** Start Provided records **

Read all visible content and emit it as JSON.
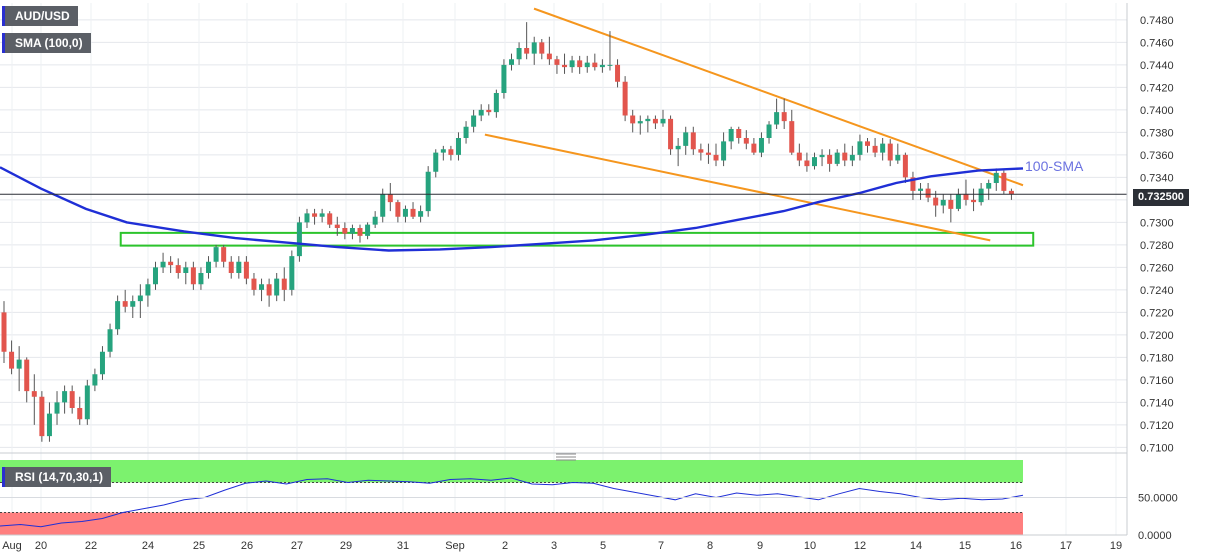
{
  "symbol": "AUD/USD",
  "indicator_label": "SMA (100,0)",
  "rsi_label": "RSI (14,70,30,1)",
  "current_price": "0.732500",
  "colors": {
    "up": "#26a37e",
    "down": "#e2554d",
    "sma": "#1f2fd6",
    "trendline": "#f5961e",
    "zone": "#2cc42c",
    "rsi_line": "#1f2fd6",
    "rsi_overbought": "#7cf26e",
    "rsi_oversold": "#ff7f7f"
  },
  "chart_data": [
    {
      "type": "candlestick",
      "title": "AUD/USD",
      "ylim": [
        0.7095,
        0.7495
      ],
      "y_ticks": [
        "0.7100",
        "0.7120",
        "0.7140",
        "0.7160",
        "0.7180",
        "0.7200",
        "0.7220",
        "0.7240",
        "0.7260",
        "0.7280",
        "0.7300",
        "0.7320",
        "0.7340",
        "0.7360",
        "0.7380",
        "0.7400",
        "0.7420",
        "0.7440",
        "0.7460",
        "0.7480"
      ],
      "x_ticks": [
        "Aug",
        "20",
        "22",
        "24",
        "25",
        "26",
        "27",
        "29",
        "31",
        "Sep",
        "2",
        "3",
        "5",
        "7",
        "8",
        "9",
        "10",
        "12",
        "14",
        "15",
        "16",
        "17",
        "19"
      ],
      "ohlc": [
        [
          0.722,
          0.723,
          0.7175,
          0.7185
        ],
        [
          0.7185,
          0.7195,
          0.7165,
          0.717
        ],
        [
          0.717,
          0.719,
          0.715,
          0.7178
        ],
        [
          0.7178,
          0.718,
          0.714,
          0.715
        ],
        [
          0.715,
          0.7165,
          0.712,
          0.7145
        ],
        [
          0.7145,
          0.715,
          0.7105,
          0.711
        ],
        [
          0.711,
          0.714,
          0.7105,
          0.713
        ],
        [
          0.713,
          0.715,
          0.712,
          0.714
        ],
        [
          0.714,
          0.7155,
          0.713,
          0.715
        ],
        [
          0.715,
          0.7155,
          0.713,
          0.7135
        ],
        [
          0.7135,
          0.7145,
          0.712,
          0.7125
        ],
        [
          0.7125,
          0.716,
          0.712,
          0.7155
        ],
        [
          0.7155,
          0.717,
          0.715,
          0.7165
        ],
        [
          0.7165,
          0.719,
          0.716,
          0.7185
        ],
        [
          0.7185,
          0.721,
          0.718,
          0.7205
        ],
        [
          0.7205,
          0.7235,
          0.72,
          0.723
        ],
        [
          0.723,
          0.724,
          0.722,
          0.7225
        ],
        [
          0.7225,
          0.7235,
          0.7215,
          0.723
        ],
        [
          0.723,
          0.7245,
          0.7215,
          0.7235
        ],
        [
          0.7235,
          0.725,
          0.7225,
          0.7245
        ],
        [
          0.7245,
          0.7265,
          0.724,
          0.726
        ],
        [
          0.726,
          0.7273,
          0.7255,
          0.7265
        ],
        [
          0.7265,
          0.727,
          0.7255,
          0.7262
        ],
        [
          0.7262,
          0.7268,
          0.725,
          0.7255
        ],
        [
          0.7255,
          0.7265,
          0.7245,
          0.726
        ],
        [
          0.726,
          0.7265,
          0.724,
          0.7245
        ],
        [
          0.7245,
          0.726,
          0.724,
          0.7255
        ],
        [
          0.7255,
          0.727,
          0.725,
          0.7265
        ],
        [
          0.7265,
          0.728,
          0.726,
          0.7278
        ],
        [
          0.7278,
          0.728,
          0.726,
          0.7265
        ],
        [
          0.7265,
          0.727,
          0.725,
          0.7255
        ],
        [
          0.7255,
          0.727,
          0.725,
          0.7265
        ],
        [
          0.7265,
          0.727,
          0.7245,
          0.725
        ],
        [
          0.725,
          0.7255,
          0.7235,
          0.724
        ],
        [
          0.724,
          0.725,
          0.723,
          0.7245
        ],
        [
          0.7245,
          0.725,
          0.7225,
          0.7235
        ],
        [
          0.7235,
          0.7255,
          0.723,
          0.725
        ],
        [
          0.725,
          0.726,
          0.723,
          0.724
        ],
        [
          0.724,
          0.7275,
          0.7235,
          0.727
        ],
        [
          0.727,
          0.7305,
          0.7265,
          0.73
        ],
        [
          0.73,
          0.7312,
          0.7295,
          0.7308
        ],
        [
          0.7308,
          0.7312,
          0.7298,
          0.7305
        ],
        [
          0.7305,
          0.7312,
          0.73,
          0.7308
        ],
        [
          0.7308,
          0.731,
          0.7295,
          0.7298
        ],
        [
          0.7298,
          0.7305,
          0.7288,
          0.7295
        ],
        [
          0.7295,
          0.73,
          0.7285,
          0.729
        ],
        [
          0.729,
          0.7298,
          0.7285,
          0.7295
        ],
        [
          0.7295,
          0.7298,
          0.7282,
          0.7288
        ],
        [
          0.7288,
          0.73,
          0.7285,
          0.7298
        ],
        [
          0.7298,
          0.731,
          0.7295,
          0.7305
        ],
        [
          0.7305,
          0.733,
          0.73,
          0.7325
        ],
        [
          0.7325,
          0.7335,
          0.731,
          0.7318
        ],
        [
          0.7318,
          0.732,
          0.73,
          0.7305
        ],
        [
          0.7305,
          0.7315,
          0.73,
          0.7312
        ],
        [
          0.7312,
          0.7318,
          0.7303,
          0.7305
        ],
        [
          0.7305,
          0.7315,
          0.73,
          0.731
        ],
        [
          0.731,
          0.735,
          0.7305,
          0.7345
        ],
        [
          0.7345,
          0.7365,
          0.734,
          0.7362
        ],
        [
          0.7362,
          0.7368,
          0.7355,
          0.7365
        ],
        [
          0.7365,
          0.7368,
          0.7355,
          0.736
        ],
        [
          0.736,
          0.738,
          0.7355,
          0.7375
        ],
        [
          0.7375,
          0.739,
          0.737,
          0.7385
        ],
        [
          0.7385,
          0.74,
          0.738,
          0.7395
        ],
        [
          0.7395,
          0.7405,
          0.739,
          0.74
        ],
        [
          0.74,
          0.7405,
          0.7395,
          0.7398
        ],
        [
          0.7398,
          0.7418,
          0.7393,
          0.7415
        ],
        [
          0.7415,
          0.7445,
          0.741,
          0.744
        ],
        [
          0.744,
          0.745,
          0.7435,
          0.7445
        ],
        [
          0.7445,
          0.746,
          0.744,
          0.7455
        ],
        [
          0.7455,
          0.7478,
          0.7445,
          0.745
        ],
        [
          0.745,
          0.7465,
          0.744,
          0.746
        ],
        [
          0.746,
          0.7463,
          0.7445,
          0.745
        ],
        [
          0.745,
          0.7465,
          0.744,
          0.7445
        ],
        [
          0.7445,
          0.7448,
          0.7432,
          0.744
        ],
        [
          0.744,
          0.745,
          0.7432,
          0.7438
        ],
        [
          0.7438,
          0.7448,
          0.7433,
          0.7444
        ],
        [
          0.7444,
          0.7448,
          0.7432,
          0.7438
        ],
        [
          0.7438,
          0.7448,
          0.7433,
          0.7442
        ],
        [
          0.7442,
          0.745,
          0.7435,
          0.7438
        ],
        [
          0.7438,
          0.7445,
          0.7433,
          0.744
        ],
        [
          0.744,
          0.747,
          0.7435,
          0.744
        ],
        [
          0.744,
          0.7445,
          0.742,
          0.7425
        ],
        [
          0.7425,
          0.743,
          0.739,
          0.7395
        ],
        [
          0.7395,
          0.74,
          0.738,
          0.7388
        ],
        [
          0.7388,
          0.7395,
          0.7378,
          0.739
        ],
        [
          0.739,
          0.7395,
          0.738,
          0.7392
        ],
        [
          0.7392,
          0.7395,
          0.7383,
          0.7388
        ],
        [
          0.7388,
          0.74,
          0.7385,
          0.7392
        ],
        [
          0.7392,
          0.7395,
          0.736,
          0.7365
        ],
        [
          0.7365,
          0.7375,
          0.735,
          0.7368
        ],
        [
          0.7368,
          0.7385,
          0.736,
          0.738
        ],
        [
          0.738,
          0.7385,
          0.736,
          0.7365
        ],
        [
          0.7365,
          0.737,
          0.7355,
          0.7362
        ],
        [
          0.7362,
          0.737,
          0.7352,
          0.736
        ],
        [
          0.736,
          0.737,
          0.735,
          0.7355
        ],
        [
          0.7355,
          0.738,
          0.735,
          0.7372
        ],
        [
          0.7372,
          0.7385,
          0.7365,
          0.7383
        ],
        [
          0.7383,
          0.7385,
          0.737,
          0.7375
        ],
        [
          0.7375,
          0.7382,
          0.7365,
          0.737
        ],
        [
          0.737,
          0.7375,
          0.736,
          0.7362
        ],
        [
          0.7362,
          0.738,
          0.7358,
          0.7375
        ],
        [
          0.7375,
          0.739,
          0.737,
          0.7387
        ],
        [
          0.7387,
          0.741,
          0.7383,
          0.7398
        ],
        [
          0.7398,
          0.741,
          0.7383,
          0.739
        ],
        [
          0.739,
          0.74,
          0.736,
          0.7362
        ],
        [
          0.7362,
          0.737,
          0.735,
          0.7355
        ],
        [
          0.7355,
          0.7362,
          0.7345,
          0.735
        ],
        [
          0.735,
          0.7362,
          0.7347,
          0.7358
        ],
        [
          0.7358,
          0.7365,
          0.735,
          0.736
        ],
        [
          0.736,
          0.7365,
          0.7345,
          0.7352
        ],
        [
          0.7352,
          0.7365,
          0.735,
          0.7362
        ],
        [
          0.7362,
          0.737,
          0.735,
          0.7355
        ],
        [
          0.7355,
          0.7368,
          0.735,
          0.736
        ],
        [
          0.736,
          0.7378,
          0.7355,
          0.7372
        ],
        [
          0.7372,
          0.7375,
          0.7362,
          0.7368
        ],
        [
          0.7368,
          0.7375,
          0.7358,
          0.7362
        ],
        [
          0.7362,
          0.7375,
          0.7355,
          0.737
        ],
        [
          0.737,
          0.7374,
          0.735,
          0.7355
        ],
        [
          0.7355,
          0.737,
          0.7352,
          0.736
        ],
        [
          0.736,
          0.7362,
          0.7335,
          0.734
        ],
        [
          0.734,
          0.7345,
          0.732,
          0.7328
        ],
        [
          0.7328,
          0.7335,
          0.732,
          0.733
        ],
        [
          0.733,
          0.7335,
          0.7318,
          0.7322
        ],
        [
          0.7322,
          0.7328,
          0.7305,
          0.7315
        ],
        [
          0.7315,
          0.7325,
          0.7308,
          0.732
        ],
        [
          0.732,
          0.7325,
          0.73,
          0.7312
        ],
        [
          0.7312,
          0.733,
          0.731,
          0.7325
        ],
        [
          0.7325,
          0.7338,
          0.7315,
          0.732
        ],
        [
          0.732,
          0.733,
          0.731,
          0.7318
        ],
        [
          0.7318,
          0.7335,
          0.7315,
          0.733
        ],
        [
          0.733,
          0.7338,
          0.732,
          0.7335
        ],
        [
          0.7335,
          0.7348,
          0.7328,
          0.7344
        ],
        [
          0.7344,
          0.7346,
          0.7325,
          0.7328
        ],
        [
          0.7328,
          0.733,
          0.732,
          0.7325
        ]
      ],
      "sma_100": [
        [
          0,
          0.7349
        ],
        [
          20,
          0.733
        ],
        [
          42,
          0.7312
        ],
        [
          62,
          0.73
        ],
        [
          90,
          0.7292
        ],
        [
          115,
          0.7286
        ],
        [
          140,
          0.7282
        ],
        [
          165,
          0.7278
        ],
        [
          190,
          0.7275
        ],
        [
          215,
          0.7276
        ],
        [
          240,
          0.7278
        ],
        [
          265,
          0.7281
        ],
        [
          290,
          0.7284
        ],
        [
          315,
          0.7289
        ],
        [
          340,
          0.7295
        ],
        [
          360,
          0.7302
        ],
        [
          383,
          0.731
        ],
        [
          400,
          0.7318
        ],
        [
          420,
          0.7326
        ],
        [
          438,
          0.7335
        ],
        [
          455,
          0.7341
        ],
        [
          478,
          0.7346
        ],
        [
          500,
          0.7348
        ]
      ],
      "sma_label": "100-SMA",
      "trendlines": [
        {
          "name": "upper",
          "points": [
            [
              261,
              0.749
            ],
            [
              500,
              0.7333
            ]
          ]
        },
        {
          "name": "lower",
          "points": [
            [
              237,
              0.7378
            ],
            [
              484,
              0.7284
            ]
          ]
        }
      ],
      "support_zone": {
        "from": 0.7282,
        "to": 0.7288,
        "start": 59,
        "end": 505
      },
      "current_price": 0.7325
    },
    {
      "type": "line",
      "title": "RSI (14,70,30,1)",
      "ylim": [
        0,
        100
      ],
      "y_ticks": [
        "0.0000",
        "50.0000"
      ],
      "overbought": 70,
      "oversold": 30,
      "rsi": [
        [
          0,
          12
        ],
        [
          10,
          14
        ],
        [
          20,
          11
        ],
        [
          30,
          16
        ],
        [
          40,
          18
        ],
        [
          50,
          22
        ],
        [
          60,
          30
        ],
        [
          70,
          35
        ],
        [
          80,
          40
        ],
        [
          90,
          47
        ],
        [
          100,
          50
        ],
        [
          110,
          60
        ],
        [
          120,
          69
        ],
        [
          130,
          72
        ],
        [
          140,
          68
        ],
        [
          150,
          74
        ],
        [
          160,
          75
        ],
        [
          170,
          70
        ],
        [
          180,
          73
        ],
        [
          190,
          72
        ],
        [
          200,
          71
        ],
        [
          210,
          69
        ],
        [
          220,
          74
        ],
        [
          230,
          75
        ],
        [
          240,
          73
        ],
        [
          250,
          76
        ],
        [
          260,
          68
        ],
        [
          270,
          67
        ],
        [
          280,
          70
        ],
        [
          290,
          69
        ],
        [
          300,
          62
        ],
        [
          310,
          57
        ],
        [
          320,
          52
        ],
        [
          330,
          47
        ],
        [
          340,
          55
        ],
        [
          350,
          50
        ],
        [
          360,
          56
        ],
        [
          370,
          53
        ],
        [
          380,
          55
        ],
        [
          390,
          51
        ],
        [
          400,
          47
        ],
        [
          410,
          55
        ],
        [
          420,
          62
        ],
        [
          430,
          58
        ],
        [
          440,
          55
        ],
        [
          450,
          50
        ],
        [
          460,
          47
        ],
        [
          470,
          49
        ],
        [
          480,
          47
        ],
        [
          490,
          48
        ],
        [
          500,
          53
        ]
      ]
    }
  ]
}
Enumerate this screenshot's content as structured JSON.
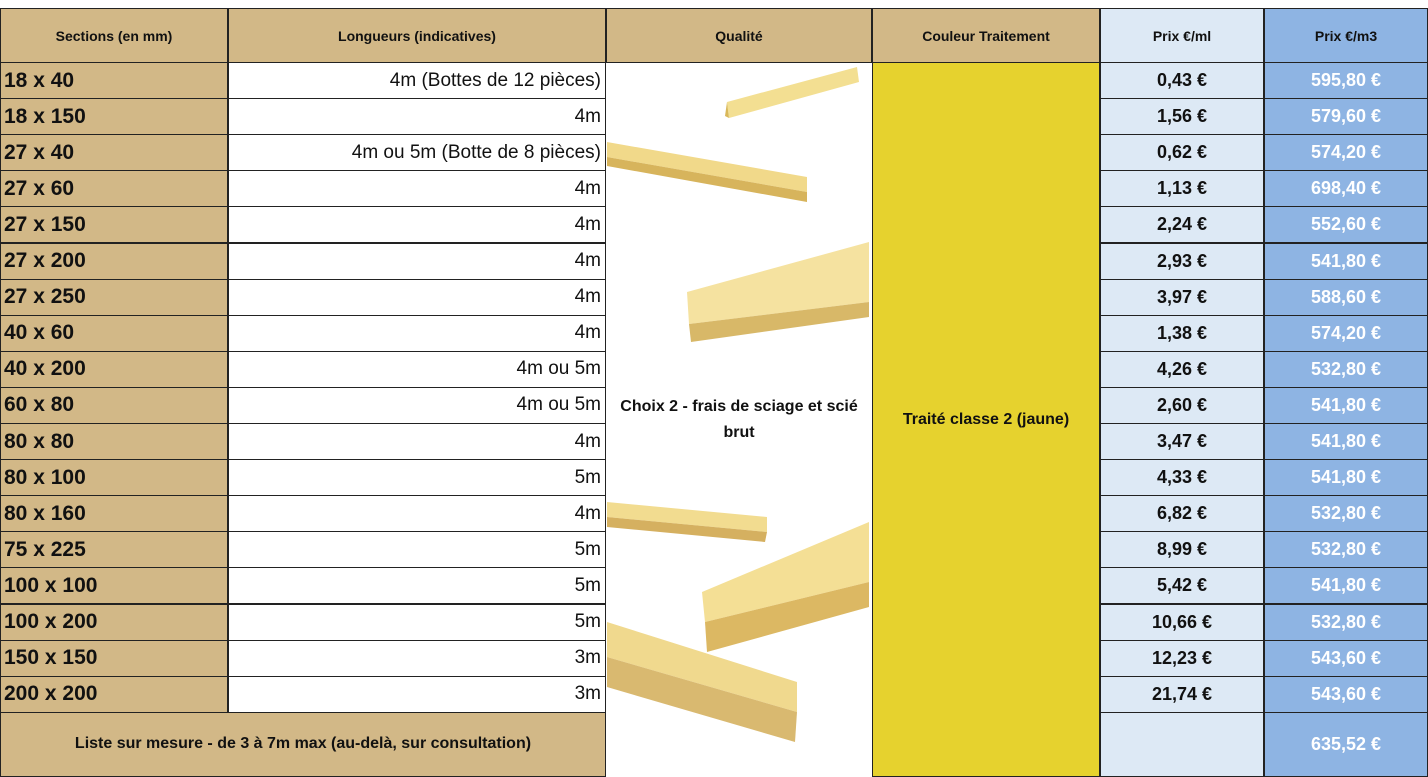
{
  "header": [
    "Sections (en mm)",
    "Longueurs   (indicatives)",
    "Qualité",
    "Couleur Traitement",
    "Prix €/ml",
    "Prix €/m3"
  ],
  "rows": [
    [
      "18 x 40",
      "4m (Bottes de 12 pièces)",
      "0,43 €",
      "595,80 €"
    ],
    [
      "18 x 150",
      "4m",
      "1,56 €",
      "579,60 €"
    ],
    [
      "27 x 40",
      "4m ou  5m (Botte de 8 pièces)",
      "0,62 €",
      "574,20 €"
    ],
    [
      "27  x 60",
      "4m",
      "1,13 €",
      "698,40 €"
    ],
    [
      "27 x 150",
      "4m",
      "2,24 €",
      "552,60 €"
    ],
    [
      "27 x 200",
      "4m",
      "2,93 €",
      "541,80 €"
    ],
    [
      "27 x 250",
      "4m",
      "3,97 €",
      "588,60 €"
    ],
    [
      "40 x 60",
      "4m",
      "1,38 €",
      "574,20 €"
    ],
    [
      "40 x 200",
      "4m ou 5m",
      "4,26 €",
      "532,80 €"
    ],
    [
      "60 x 80",
      "4m ou 5m",
      "2,60 €",
      "541,80 €"
    ],
    [
      "80 x 80",
      "4m",
      "3,47 €",
      "541,80 €"
    ],
    [
      "80 x 100",
      "5m",
      "4,33 €",
      "541,80 €"
    ],
    [
      "80 x 160",
      "4m",
      "6,82 €",
      "532,80 €"
    ],
    [
      "75 x 225",
      "5m",
      "8,99 €",
      "532,80 €"
    ],
    [
      "100 x 100",
      "5m",
      "5,42 €",
      "541,80 €"
    ],
    [
      "100 x 200",
      "5m",
      "10,66 €",
      "532,80 €"
    ],
    [
      "150 x 150",
      "3m",
      "12,23 €",
      "543,60 €"
    ],
    [
      "200 x 200",
      "3m",
      "21,74 €",
      "543,60 €"
    ]
  ],
  "quality": "Choix 2 - frais de sciage et scié brut",
  "treatment": "Traité classe 2 (jaune)",
  "footer": {
    "text": "Liste sur mesure - de 3 à 7m max (au-delà, sur consultation)",
    "price_m3": "635,52 €"
  }
}
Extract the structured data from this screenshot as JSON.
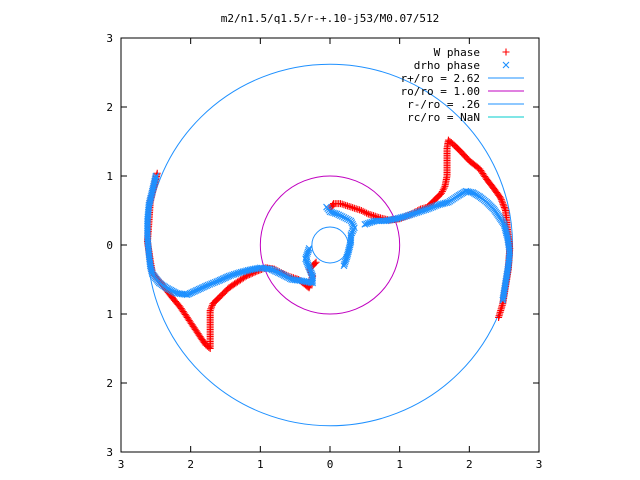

** End Provided records **

_What is required_: From the entries above, copy every line containing the word "content".

_Output of the task_:
Read all visible content and emit it as JSON.
Enumerate this screenshot's content as structured JSON.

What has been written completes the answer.